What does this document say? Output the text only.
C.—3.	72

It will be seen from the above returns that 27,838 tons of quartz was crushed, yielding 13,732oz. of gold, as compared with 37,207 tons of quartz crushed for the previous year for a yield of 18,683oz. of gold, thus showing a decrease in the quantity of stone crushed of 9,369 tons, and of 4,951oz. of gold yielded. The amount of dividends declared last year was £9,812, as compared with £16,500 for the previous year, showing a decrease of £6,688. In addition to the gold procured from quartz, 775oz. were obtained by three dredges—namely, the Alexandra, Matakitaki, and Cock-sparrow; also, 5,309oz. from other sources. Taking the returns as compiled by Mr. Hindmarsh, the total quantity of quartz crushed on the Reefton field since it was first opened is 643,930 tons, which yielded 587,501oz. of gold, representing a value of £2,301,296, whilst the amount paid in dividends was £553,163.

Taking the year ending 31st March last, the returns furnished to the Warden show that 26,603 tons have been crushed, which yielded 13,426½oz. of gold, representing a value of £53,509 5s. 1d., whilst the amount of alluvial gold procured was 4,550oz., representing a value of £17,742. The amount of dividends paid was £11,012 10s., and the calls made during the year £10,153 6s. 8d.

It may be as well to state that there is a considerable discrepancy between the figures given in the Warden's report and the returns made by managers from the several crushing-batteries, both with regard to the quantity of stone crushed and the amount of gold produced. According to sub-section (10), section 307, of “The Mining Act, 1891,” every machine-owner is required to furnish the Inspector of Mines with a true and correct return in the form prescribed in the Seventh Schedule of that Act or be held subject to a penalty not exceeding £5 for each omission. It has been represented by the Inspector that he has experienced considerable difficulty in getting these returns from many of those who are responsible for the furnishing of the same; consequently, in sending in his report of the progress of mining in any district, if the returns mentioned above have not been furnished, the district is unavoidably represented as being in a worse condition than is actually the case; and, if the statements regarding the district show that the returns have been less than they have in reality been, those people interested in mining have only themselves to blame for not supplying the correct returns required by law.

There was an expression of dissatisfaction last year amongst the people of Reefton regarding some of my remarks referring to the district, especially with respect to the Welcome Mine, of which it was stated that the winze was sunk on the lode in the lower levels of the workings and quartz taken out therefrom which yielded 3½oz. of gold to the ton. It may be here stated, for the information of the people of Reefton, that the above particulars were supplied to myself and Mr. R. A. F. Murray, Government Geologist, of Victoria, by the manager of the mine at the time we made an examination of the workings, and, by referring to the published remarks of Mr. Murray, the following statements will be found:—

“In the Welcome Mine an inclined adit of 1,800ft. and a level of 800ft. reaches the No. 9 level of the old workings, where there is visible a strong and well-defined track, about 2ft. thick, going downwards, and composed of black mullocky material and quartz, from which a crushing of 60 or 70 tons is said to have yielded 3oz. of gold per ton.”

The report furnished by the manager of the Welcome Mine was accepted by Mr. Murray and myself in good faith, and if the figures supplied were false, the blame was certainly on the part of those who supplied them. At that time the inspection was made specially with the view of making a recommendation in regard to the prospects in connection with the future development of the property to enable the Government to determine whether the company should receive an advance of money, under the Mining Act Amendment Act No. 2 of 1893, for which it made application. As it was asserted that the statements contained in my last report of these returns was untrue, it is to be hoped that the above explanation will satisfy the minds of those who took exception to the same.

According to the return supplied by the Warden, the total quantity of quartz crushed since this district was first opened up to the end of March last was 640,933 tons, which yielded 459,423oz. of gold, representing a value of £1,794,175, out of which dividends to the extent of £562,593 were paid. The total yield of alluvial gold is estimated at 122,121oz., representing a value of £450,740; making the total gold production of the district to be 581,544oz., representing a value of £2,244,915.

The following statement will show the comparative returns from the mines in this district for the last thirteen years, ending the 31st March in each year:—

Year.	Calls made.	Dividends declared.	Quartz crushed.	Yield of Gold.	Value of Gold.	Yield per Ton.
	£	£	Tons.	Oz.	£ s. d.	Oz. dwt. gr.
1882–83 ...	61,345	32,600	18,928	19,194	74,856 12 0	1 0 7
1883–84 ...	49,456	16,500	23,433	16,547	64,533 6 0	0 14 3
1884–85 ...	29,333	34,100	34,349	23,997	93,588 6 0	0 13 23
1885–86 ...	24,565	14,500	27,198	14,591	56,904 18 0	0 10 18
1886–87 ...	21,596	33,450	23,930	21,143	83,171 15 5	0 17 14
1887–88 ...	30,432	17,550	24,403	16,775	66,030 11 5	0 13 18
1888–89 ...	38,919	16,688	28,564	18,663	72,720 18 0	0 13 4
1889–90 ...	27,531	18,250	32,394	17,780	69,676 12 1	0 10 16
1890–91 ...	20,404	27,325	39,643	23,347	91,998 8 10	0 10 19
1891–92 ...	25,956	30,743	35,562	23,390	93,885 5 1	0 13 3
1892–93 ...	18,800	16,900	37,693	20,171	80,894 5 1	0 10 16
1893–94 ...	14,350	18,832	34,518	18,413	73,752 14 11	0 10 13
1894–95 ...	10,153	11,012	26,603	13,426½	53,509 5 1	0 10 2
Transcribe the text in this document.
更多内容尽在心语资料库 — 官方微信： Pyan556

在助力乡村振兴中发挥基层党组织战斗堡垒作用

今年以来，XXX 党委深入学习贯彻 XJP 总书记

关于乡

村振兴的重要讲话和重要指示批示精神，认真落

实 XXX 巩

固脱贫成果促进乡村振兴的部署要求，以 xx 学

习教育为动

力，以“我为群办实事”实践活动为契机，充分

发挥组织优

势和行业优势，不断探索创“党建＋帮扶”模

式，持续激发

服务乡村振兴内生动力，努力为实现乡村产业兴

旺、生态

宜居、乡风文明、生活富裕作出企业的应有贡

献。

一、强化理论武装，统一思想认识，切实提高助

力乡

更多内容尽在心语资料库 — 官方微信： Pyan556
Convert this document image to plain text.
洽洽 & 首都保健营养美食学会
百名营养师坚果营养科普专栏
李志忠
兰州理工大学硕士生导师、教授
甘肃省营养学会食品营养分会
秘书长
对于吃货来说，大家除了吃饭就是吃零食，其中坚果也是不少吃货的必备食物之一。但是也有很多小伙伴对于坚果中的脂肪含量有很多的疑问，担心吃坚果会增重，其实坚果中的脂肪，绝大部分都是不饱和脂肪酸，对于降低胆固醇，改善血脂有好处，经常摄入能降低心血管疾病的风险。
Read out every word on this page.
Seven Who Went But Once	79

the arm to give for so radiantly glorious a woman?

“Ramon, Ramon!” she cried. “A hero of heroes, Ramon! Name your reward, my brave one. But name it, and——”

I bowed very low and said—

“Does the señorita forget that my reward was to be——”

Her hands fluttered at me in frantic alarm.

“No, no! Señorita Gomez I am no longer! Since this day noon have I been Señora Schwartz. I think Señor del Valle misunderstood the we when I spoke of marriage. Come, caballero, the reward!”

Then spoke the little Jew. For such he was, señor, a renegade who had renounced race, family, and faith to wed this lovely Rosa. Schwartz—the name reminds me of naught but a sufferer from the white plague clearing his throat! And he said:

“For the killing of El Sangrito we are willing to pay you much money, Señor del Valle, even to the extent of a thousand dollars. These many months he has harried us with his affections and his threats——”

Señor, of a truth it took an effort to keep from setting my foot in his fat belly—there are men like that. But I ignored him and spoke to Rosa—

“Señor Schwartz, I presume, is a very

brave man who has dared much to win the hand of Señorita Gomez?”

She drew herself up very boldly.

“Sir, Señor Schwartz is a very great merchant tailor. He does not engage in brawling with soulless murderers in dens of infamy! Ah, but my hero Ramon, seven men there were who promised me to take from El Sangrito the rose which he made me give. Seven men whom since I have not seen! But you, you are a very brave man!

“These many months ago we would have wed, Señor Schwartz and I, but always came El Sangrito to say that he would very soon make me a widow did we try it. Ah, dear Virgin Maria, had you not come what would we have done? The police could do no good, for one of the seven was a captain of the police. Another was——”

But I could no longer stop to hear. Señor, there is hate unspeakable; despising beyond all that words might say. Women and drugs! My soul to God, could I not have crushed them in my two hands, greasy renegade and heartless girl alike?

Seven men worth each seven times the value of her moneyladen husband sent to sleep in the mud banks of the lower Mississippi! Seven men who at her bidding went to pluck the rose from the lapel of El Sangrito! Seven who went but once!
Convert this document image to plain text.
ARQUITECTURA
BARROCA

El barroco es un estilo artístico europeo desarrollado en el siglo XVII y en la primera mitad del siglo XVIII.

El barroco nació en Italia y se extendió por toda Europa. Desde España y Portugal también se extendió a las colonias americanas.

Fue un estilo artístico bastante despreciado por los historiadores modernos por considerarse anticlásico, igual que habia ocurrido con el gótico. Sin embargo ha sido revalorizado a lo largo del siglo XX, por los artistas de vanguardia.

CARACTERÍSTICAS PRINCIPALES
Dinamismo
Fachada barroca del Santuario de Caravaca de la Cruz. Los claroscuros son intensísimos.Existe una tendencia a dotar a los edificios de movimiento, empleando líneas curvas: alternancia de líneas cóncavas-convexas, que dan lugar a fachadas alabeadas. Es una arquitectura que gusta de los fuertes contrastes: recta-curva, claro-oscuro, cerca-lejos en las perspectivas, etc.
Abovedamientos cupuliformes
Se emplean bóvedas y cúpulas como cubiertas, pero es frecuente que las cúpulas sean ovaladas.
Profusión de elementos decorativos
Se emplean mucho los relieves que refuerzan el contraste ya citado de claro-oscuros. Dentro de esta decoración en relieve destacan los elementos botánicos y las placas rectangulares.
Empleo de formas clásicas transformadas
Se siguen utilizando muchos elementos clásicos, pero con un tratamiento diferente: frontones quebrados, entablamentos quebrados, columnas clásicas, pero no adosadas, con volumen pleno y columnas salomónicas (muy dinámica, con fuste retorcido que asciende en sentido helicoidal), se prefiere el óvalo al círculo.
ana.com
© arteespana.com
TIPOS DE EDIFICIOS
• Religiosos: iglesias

● ● ●

* [Task to complete]:
Across the records, count the lines holding the string "text". Give the number and stop.

* [Written solution]:
4